Objective
Gather all lines from the material that contain the word "fireWith".
— BEGIN —
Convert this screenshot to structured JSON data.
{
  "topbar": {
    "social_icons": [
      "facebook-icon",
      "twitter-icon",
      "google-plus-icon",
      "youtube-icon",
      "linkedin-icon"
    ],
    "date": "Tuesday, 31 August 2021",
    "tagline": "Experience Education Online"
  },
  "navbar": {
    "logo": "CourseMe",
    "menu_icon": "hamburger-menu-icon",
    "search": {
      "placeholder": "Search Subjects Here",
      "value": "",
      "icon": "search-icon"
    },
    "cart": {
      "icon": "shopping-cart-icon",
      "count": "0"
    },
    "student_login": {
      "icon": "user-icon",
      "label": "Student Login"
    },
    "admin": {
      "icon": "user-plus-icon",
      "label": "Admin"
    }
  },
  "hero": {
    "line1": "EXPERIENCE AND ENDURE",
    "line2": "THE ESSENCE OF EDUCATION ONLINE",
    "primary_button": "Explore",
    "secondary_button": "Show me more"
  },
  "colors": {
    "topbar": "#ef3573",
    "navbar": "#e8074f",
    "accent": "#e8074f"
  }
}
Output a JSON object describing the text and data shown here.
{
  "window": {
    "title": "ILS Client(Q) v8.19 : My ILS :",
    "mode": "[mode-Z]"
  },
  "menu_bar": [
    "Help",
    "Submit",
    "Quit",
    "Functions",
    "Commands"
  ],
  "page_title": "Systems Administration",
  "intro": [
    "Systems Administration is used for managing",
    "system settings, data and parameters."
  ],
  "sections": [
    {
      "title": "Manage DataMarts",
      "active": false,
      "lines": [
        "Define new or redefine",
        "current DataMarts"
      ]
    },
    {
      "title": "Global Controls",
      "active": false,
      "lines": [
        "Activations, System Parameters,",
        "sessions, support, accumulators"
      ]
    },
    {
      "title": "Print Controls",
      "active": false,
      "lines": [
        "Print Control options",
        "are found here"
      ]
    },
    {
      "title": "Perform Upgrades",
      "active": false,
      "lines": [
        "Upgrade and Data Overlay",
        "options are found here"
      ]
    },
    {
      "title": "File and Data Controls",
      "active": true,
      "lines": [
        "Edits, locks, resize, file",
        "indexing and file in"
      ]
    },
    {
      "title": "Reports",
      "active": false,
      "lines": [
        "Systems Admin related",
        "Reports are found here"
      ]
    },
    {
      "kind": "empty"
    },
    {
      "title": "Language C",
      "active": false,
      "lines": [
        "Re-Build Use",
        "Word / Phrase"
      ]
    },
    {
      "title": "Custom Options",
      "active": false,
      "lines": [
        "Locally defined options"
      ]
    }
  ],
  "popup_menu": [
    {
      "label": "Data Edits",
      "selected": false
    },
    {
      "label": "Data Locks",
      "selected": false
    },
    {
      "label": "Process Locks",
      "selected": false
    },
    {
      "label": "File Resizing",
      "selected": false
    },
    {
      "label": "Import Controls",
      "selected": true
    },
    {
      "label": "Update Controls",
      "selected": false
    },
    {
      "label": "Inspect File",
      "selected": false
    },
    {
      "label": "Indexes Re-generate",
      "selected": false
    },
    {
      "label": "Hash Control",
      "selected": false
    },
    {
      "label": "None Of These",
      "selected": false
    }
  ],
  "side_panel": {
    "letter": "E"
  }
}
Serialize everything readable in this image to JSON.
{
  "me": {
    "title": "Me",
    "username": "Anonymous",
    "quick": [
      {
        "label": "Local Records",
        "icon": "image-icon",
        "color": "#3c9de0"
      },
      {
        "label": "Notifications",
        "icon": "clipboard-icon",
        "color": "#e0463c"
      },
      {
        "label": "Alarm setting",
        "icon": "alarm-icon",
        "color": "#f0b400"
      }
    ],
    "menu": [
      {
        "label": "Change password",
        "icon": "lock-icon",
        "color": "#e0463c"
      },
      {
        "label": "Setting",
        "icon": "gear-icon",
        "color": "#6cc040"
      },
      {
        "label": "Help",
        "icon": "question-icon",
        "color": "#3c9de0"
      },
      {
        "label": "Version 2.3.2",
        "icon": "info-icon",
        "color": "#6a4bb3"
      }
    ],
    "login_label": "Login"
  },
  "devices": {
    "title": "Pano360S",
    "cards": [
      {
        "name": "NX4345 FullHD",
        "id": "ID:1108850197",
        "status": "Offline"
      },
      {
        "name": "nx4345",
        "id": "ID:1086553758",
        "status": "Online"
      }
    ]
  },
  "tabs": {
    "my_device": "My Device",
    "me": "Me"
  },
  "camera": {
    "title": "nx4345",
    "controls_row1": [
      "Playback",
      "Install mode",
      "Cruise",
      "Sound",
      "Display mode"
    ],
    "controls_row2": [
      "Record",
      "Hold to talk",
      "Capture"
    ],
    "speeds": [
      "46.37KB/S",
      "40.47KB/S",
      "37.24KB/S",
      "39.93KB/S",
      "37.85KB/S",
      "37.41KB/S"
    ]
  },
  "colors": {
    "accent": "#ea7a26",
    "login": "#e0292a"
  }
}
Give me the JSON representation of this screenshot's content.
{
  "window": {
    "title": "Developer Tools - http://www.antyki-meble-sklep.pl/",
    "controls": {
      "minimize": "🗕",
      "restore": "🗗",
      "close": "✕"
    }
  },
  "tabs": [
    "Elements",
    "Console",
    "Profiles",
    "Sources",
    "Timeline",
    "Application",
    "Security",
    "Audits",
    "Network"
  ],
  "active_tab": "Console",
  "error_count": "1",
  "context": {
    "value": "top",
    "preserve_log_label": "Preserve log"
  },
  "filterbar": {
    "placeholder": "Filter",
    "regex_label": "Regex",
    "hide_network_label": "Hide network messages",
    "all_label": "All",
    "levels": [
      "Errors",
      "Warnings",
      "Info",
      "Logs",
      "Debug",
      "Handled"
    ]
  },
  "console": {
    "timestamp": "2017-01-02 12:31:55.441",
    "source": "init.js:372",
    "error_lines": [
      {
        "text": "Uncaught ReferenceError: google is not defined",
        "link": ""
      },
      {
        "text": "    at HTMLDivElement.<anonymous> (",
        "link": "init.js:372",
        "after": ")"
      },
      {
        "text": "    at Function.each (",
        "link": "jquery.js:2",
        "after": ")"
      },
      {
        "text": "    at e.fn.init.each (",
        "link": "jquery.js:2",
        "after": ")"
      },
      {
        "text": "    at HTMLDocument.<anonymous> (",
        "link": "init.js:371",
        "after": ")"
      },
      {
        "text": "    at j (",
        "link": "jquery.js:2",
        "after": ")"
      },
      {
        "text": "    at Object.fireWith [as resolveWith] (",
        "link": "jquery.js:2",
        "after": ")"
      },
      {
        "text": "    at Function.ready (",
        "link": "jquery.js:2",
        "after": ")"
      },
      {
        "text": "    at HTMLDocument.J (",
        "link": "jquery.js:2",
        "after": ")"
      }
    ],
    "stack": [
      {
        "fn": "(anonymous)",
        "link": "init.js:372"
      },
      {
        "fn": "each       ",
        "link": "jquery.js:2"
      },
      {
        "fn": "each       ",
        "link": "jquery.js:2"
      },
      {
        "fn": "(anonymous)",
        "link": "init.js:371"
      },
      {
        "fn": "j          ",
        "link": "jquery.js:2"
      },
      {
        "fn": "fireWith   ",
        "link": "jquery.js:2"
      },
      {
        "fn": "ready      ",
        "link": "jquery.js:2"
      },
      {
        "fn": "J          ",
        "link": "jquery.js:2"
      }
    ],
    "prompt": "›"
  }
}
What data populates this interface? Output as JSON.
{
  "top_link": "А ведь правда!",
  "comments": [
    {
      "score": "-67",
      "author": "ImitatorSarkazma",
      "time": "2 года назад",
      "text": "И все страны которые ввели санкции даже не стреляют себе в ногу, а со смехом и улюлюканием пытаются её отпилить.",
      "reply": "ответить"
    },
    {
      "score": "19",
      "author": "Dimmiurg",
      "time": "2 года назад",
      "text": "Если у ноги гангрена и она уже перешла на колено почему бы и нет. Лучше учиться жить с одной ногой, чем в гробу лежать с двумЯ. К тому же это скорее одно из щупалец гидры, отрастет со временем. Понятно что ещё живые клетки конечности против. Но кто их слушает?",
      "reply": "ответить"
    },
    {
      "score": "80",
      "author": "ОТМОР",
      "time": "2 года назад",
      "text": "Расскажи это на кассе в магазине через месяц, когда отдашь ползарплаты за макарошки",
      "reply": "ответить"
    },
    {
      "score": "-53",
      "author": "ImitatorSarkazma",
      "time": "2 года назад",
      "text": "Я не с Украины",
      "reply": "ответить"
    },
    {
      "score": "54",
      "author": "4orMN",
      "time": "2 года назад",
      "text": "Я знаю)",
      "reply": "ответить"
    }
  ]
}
— END —
Result of this task
        "text": "    at Object.fireWith [as resolveWith] (",
        "fn": "fireWith   ",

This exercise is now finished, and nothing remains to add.